* [Records to use]:
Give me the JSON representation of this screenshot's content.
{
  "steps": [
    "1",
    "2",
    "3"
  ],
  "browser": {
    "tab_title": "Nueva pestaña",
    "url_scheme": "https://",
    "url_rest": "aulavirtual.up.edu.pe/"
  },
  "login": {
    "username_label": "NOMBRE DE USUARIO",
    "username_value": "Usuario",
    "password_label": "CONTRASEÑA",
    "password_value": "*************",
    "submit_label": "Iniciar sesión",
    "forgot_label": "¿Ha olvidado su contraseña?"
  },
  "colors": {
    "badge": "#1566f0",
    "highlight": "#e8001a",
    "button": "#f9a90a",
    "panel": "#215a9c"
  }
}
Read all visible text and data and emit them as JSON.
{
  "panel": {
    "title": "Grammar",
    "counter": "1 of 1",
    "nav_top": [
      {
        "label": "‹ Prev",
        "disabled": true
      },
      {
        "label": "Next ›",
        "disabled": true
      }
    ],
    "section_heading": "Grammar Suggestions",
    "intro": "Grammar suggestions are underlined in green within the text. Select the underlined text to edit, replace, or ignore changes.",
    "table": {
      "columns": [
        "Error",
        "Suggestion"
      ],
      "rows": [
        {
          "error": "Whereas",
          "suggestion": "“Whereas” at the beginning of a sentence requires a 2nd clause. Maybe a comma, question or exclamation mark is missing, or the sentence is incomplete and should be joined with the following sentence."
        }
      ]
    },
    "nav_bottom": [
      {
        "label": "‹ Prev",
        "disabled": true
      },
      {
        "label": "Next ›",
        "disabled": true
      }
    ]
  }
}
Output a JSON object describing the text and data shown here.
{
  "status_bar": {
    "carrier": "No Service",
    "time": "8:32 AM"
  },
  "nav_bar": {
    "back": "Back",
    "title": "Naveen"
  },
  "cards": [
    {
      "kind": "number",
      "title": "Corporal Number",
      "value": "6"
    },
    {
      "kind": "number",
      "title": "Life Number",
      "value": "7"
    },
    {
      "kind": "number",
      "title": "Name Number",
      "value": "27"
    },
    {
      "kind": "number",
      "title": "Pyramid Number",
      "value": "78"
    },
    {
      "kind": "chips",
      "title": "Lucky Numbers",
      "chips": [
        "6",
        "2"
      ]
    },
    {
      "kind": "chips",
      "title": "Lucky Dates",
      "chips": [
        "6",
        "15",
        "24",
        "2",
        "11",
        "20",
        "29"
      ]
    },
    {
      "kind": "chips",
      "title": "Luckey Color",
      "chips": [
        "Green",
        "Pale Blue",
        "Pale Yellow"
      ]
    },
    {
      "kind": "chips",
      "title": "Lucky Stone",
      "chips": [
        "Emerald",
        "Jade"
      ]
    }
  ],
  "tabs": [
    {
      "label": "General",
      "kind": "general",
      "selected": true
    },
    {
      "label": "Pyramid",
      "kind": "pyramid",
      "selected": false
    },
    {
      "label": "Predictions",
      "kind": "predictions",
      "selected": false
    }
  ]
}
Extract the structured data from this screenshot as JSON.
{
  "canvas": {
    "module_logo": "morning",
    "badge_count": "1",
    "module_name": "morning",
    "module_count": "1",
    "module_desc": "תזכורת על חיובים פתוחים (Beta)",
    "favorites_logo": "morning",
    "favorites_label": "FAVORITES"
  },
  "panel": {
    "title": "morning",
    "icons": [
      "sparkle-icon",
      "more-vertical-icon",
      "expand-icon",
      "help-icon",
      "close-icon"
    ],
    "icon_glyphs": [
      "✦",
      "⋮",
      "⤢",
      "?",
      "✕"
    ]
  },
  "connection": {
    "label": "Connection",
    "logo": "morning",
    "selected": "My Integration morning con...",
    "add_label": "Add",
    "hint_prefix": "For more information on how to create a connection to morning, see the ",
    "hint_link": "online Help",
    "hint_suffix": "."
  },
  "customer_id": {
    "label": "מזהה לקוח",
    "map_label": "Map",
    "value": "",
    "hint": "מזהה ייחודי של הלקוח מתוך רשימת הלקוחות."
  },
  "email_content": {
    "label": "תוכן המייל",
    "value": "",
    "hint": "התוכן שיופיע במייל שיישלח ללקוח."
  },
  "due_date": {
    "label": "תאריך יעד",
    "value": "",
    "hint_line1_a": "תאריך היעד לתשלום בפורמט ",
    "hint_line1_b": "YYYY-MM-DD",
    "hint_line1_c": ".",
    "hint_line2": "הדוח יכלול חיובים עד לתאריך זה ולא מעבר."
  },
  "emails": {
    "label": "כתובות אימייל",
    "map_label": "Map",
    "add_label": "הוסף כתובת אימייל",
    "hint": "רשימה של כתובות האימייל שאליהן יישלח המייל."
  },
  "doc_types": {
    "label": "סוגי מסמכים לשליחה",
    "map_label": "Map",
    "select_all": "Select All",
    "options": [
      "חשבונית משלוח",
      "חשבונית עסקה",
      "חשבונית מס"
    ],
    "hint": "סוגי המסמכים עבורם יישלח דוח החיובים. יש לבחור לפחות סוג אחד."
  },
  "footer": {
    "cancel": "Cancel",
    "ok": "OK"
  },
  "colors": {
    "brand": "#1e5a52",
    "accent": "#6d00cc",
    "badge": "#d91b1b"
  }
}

* [What is needed]:
Where a line of the material above holds the string "this", copy that line.

* [Task solution]:
Give me the JSON representation of this screenshot's content.
Extract the structured data from this screenshot as JSON.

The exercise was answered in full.